### Task to complete
Return each line of the listing that contains the string "Google".

---

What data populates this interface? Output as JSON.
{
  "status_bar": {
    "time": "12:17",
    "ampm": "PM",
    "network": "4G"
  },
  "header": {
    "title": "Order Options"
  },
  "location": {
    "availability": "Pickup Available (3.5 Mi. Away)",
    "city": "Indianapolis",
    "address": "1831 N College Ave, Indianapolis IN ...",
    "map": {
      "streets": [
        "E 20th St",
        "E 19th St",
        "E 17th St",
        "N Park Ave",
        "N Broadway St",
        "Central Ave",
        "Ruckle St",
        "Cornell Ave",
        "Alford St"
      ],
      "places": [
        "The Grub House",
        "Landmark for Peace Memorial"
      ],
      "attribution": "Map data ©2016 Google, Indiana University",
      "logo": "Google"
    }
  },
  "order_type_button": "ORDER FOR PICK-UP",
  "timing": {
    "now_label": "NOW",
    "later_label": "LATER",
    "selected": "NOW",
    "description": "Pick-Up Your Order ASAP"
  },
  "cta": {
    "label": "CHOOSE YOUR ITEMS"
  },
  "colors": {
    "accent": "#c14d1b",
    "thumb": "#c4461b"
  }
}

---

### Written response
      "attribution": "Map data ©2016 Google, Indiana University",
      "logo": "Google"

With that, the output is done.